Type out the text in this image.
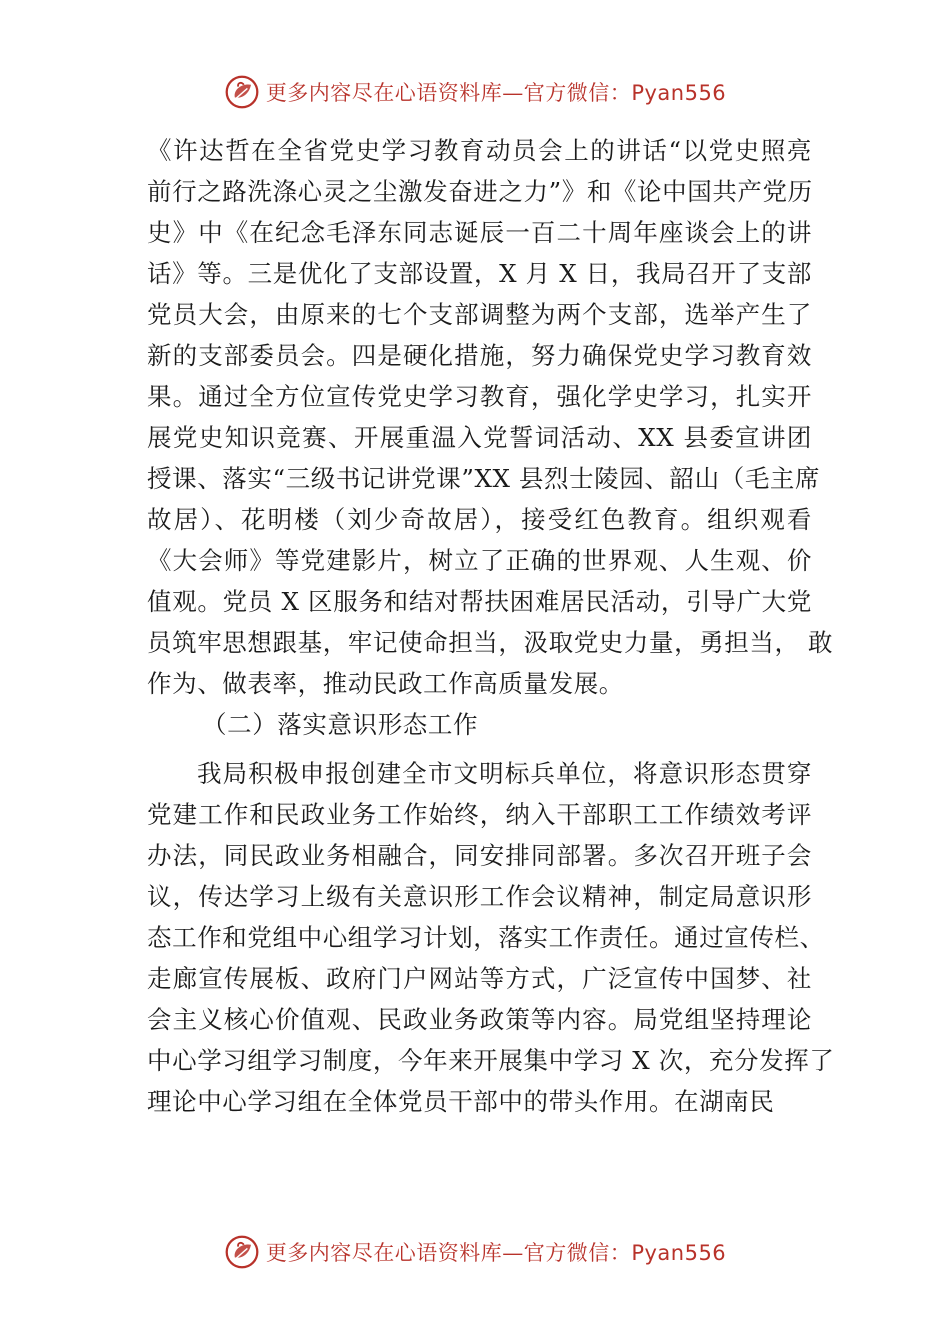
更多内容尽在心语资料库—官方微信：Pyan556
《许达哲在全省党史学习教育动员会上的讲话“以党史照亮
前行之路洗涤心灵之尘激发奋进之力”》和《论中国共产党历
史》中《在纪念毛泽东同志诞辰一百二十周年座谈会上的讲
话》等。三是优化了支部设置，X 月 X 日，我局召开了支部
党员大会，由原来的七个支部调整为两个支部，选举产生了
新的支部委员会。四是硬化措施，努力确保党史学习教育效
果。通过全方位宣传党史学习教育，强化学史学习，扎实开
展党史知识竞赛、开展重温入党誓词活动、XX 县委宣讲团
授课、落实“三级书记讲党课”XX 县烈士陵园、韶山（毛主席
故居）、花明楼（刘少奇故居），接受红色教育。组织观看
《大会师》等党建影片，树立了正确的世界观、人生观、价
值观。党员 X 区服务和结对帮扶困难居民活动，引导广大党
员筑牢思想跟基，牢记使命担当，汲取党史力量，勇担当， 敢
作为、做表率，推动民政工作高质量发展。
（二）落实意识形态工作
我局积极申报创建全市文明标兵单位，将意识形态贯穿
党建工作和民政业务工作始终，纳入干部职工工作绩效考评
办法，同民政业务相融合，同安排同部署。多次召开班子会
议，传达学习上级有关意识形工作会议精神，制定局意识形
态工作和党组中心组学习计划，落实工作责任。通过宣传栏、
走廊宣传展板、政府门户网站等方式，广泛宣传中国梦、社
会主义核心价值观、民政业务政策等内容。局党组坚持理论
中心学习组学习制度，今年来开展集中学习 X 次，充分发挥了
理论中心学习组在全体党员干部中的带头作用。在湖南民
更多内容尽在心语资料库—官方微信：Pyan556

====

Copy out every line of the material above exactly, skipping the pictures.

▶ [Final result]:
Type out the text in this image.
更多内容尽在心语资料库—官方微信：Pyan556
《许达哲在全省党史学习教育动员会上的讲话“以党史照亮
前行之路洗涤心灵之尘激发奋进之力”》和《论中国共产党历
史》中《在纪念毛泽东同志诞辰一百二十周年座谈会上的讲
话》等。三是优化了支部设置，X 月 X 日，我局召开了支部
党员大会，由原来的七个支部调整为两个支部，选举产生了
新的支部委员会。四是硬化措施，努力确保党史学习教育效
果。通过全方位宣传党史学习教育，强化学史学习，扎实开
展党史知识竞赛、开展重温入党誓词活动、XX 县委宣讲团
授课、落实“三级书记讲党课”XX 县烈士陵园、韶山（毛主席
故居）、花明楼（刘少奇故居），接受红色教育。组织观看
《大会师》等党建影片，树立了正确的世界观、人生观、价
值观。党员 X 区服务和结对帮扶困难居民活动，引导广大党
员筑牢思想跟基，牢记使命担当，汲取党史力量，勇担当， 敢
作为、做表率，推动民政工作高质量发展。
（二）落实意识形态工作
我局积极申报创建全市文明标兵单位，将意识形态贯穿
党建工作和民政业务工作始终，纳入干部职工工作绩效考评
办法，同民政业务相融合，同安排同部署。多次召开班子会
议，传达学习上级有关意识形工作会议精神，制定局意识形
态工作和党组中心组学习计划，落实工作责任。通过宣传栏、
走廊宣传展板、政府门户网站等方式，广泛宣传中国梦、社
会主义核心价值观、民政业务政策等内容。局党组坚持理论
中心学习组学习制度，今年来开展集中学习 X 次，充分发挥了
理论中心学习组在全体党员干部中的带头作用。在湖南民
更多内容尽在心语资料库—官方微信：Pyan556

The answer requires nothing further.